▶ REQUIRED TASK
Pictures stay out of the copy; restate everything else in the material exactly.

Extracted data entries

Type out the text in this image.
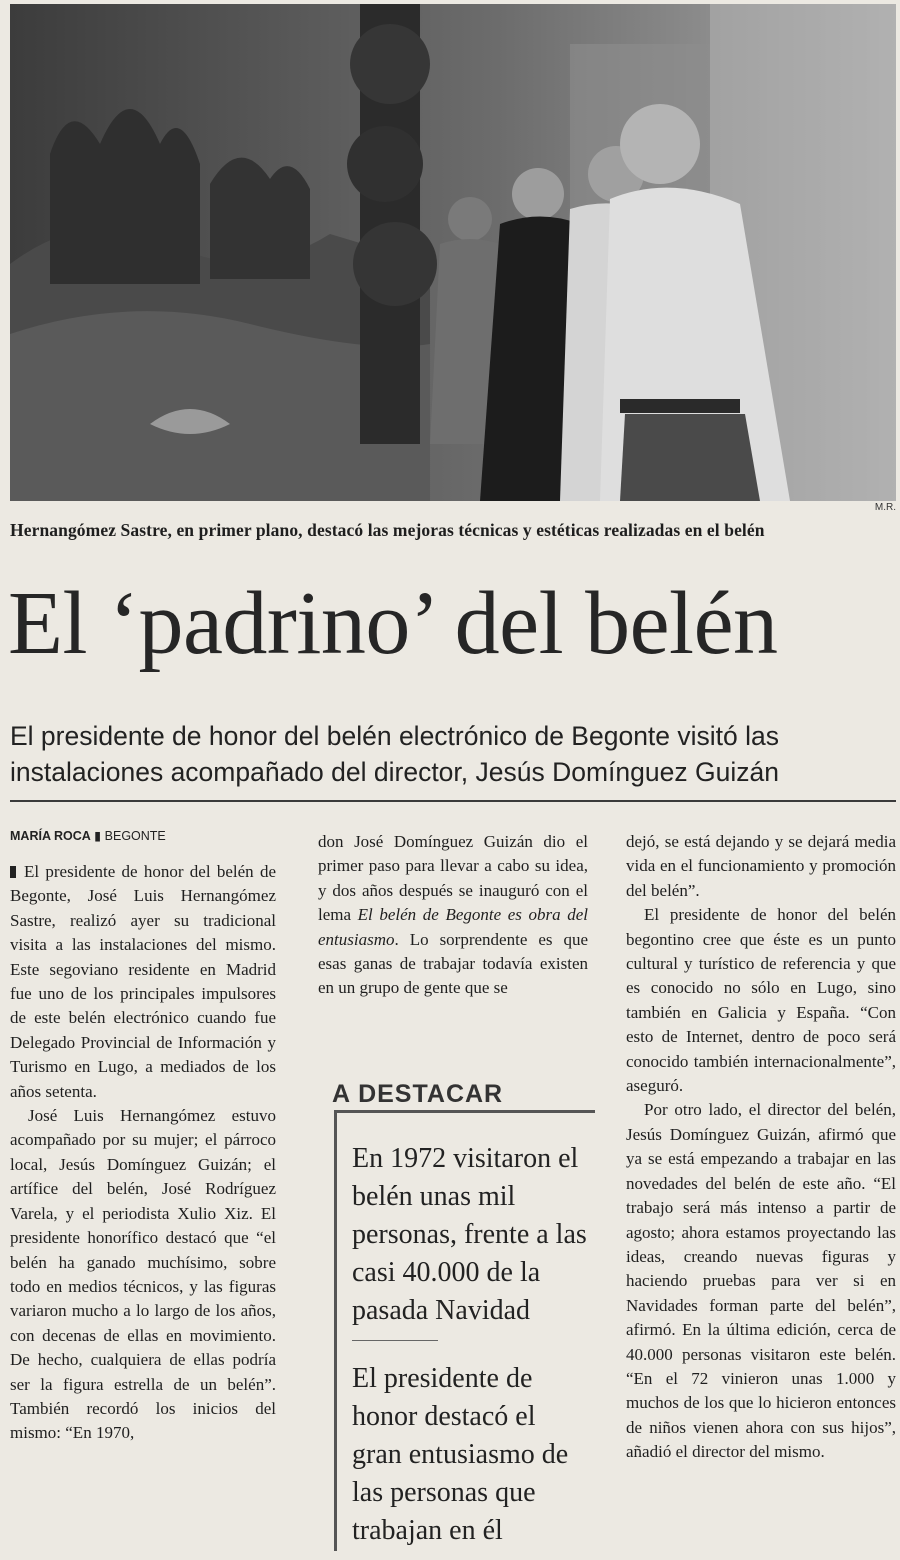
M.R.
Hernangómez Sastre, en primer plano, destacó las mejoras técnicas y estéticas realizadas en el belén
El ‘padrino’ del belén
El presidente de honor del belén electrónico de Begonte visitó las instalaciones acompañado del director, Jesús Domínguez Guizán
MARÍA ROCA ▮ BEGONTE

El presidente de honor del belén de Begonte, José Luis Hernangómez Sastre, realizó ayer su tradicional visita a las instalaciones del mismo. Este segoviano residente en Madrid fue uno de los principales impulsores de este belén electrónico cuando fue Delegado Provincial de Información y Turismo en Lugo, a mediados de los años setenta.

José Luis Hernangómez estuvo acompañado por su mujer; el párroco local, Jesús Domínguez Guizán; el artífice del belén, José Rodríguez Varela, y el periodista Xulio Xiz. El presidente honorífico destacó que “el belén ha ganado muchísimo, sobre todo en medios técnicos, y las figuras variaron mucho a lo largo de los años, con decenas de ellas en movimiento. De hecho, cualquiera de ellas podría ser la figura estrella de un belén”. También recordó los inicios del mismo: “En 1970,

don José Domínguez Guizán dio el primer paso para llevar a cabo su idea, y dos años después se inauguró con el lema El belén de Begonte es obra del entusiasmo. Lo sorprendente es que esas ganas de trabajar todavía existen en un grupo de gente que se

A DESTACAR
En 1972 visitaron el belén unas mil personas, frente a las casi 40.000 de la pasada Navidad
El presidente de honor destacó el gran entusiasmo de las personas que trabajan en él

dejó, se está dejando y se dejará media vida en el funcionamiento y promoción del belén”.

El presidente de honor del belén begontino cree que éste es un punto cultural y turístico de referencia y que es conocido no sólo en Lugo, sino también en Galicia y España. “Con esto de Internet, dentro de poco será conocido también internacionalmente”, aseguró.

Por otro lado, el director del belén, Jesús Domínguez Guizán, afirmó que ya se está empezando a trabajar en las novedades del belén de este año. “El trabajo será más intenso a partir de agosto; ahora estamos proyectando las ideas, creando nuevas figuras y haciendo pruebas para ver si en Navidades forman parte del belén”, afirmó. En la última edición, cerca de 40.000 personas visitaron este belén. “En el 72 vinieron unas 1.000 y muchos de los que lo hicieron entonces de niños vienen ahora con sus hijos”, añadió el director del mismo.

▶ WRITTEN SOLUTION
Type out the text in this image.
M.R.
Hernangómez Sastre, en primer plano, destacó las mejoras técnicas y estéticas realizadas en el belén
El ‘padrino’ del belén
El presidente de honor del belén electrónico de Begonte visitó las instalaciones acompañado del director, Jesús Domínguez Guizán
MARÍA ROCA ▮ BEGONTE

El presidente de honor del belén de Begonte, José Luis Hernangómez Sastre, realizó ayer su tradicional visita a las instalaciones del mismo. Este segoviano residente en Madrid fue uno de los principales impulsores de este belén electrónico cuando fue Delegado Provincial de Información y Turismo en Lugo, a mediados de los años setenta.

José Luis Hernangómez estuvo acompañado por su mujer; el párroco local, Jesús Domínguez Guizán; el artífice del belén, José Rodríguez Varela, y el periodista Xulio Xiz. El presidente honorífico destacó que “el belén ha ganado muchísimo, sobre todo en medios técnicos, y las figuras variaron mucho a lo largo de los años, con decenas de ellas en movimiento. De hecho, cualquiera de ellas podría ser la figura estrella de un belén”. También recordó los inicios del mismo: “En 1970,

don José Domínguez Guizán dio el primer paso para llevar a cabo su idea, y dos años después se inauguró con el lema El belén de Begonte es obra del entusiasmo. Lo sorprendente es que esas ganas de trabajar todavía existen en un grupo de gente que se

A DESTACAR
En 1972 visitaron el belén unas mil personas, frente a las casi 40.000 de la pasada Navidad
El presidente de honor destacó el gran entusiasmo de las personas que trabajan en él

dejó, se está dejando y se dejará media vida en el funcionamiento y promoción del belén”.

El presidente de honor del belén begontino cree que éste es un punto cultural y turístico de referencia y que es conocido no sólo en Lugo, sino también en Galicia y España. “Con esto de Internet, dentro de poco será conocido también internacionalmente”, aseguró.

Por otro lado, el director del belén, Jesús Domínguez Guizán, afirmó que ya se está empezando a trabajar en las novedades del belén de este año. “El trabajo será más intenso a partir de agosto; ahora estamos proyectando las ideas, creando nuevas figuras y haciendo pruebas para ver si en Navidades forman parte del belén”, afirmó. En la última edición, cerca de 40.000 personas visitaron este belén. “En el 72 vinieron unas 1.000 y muchos de los que lo hicieron entonces de niños vienen ahora con sus hijos”, añadió el director del mismo.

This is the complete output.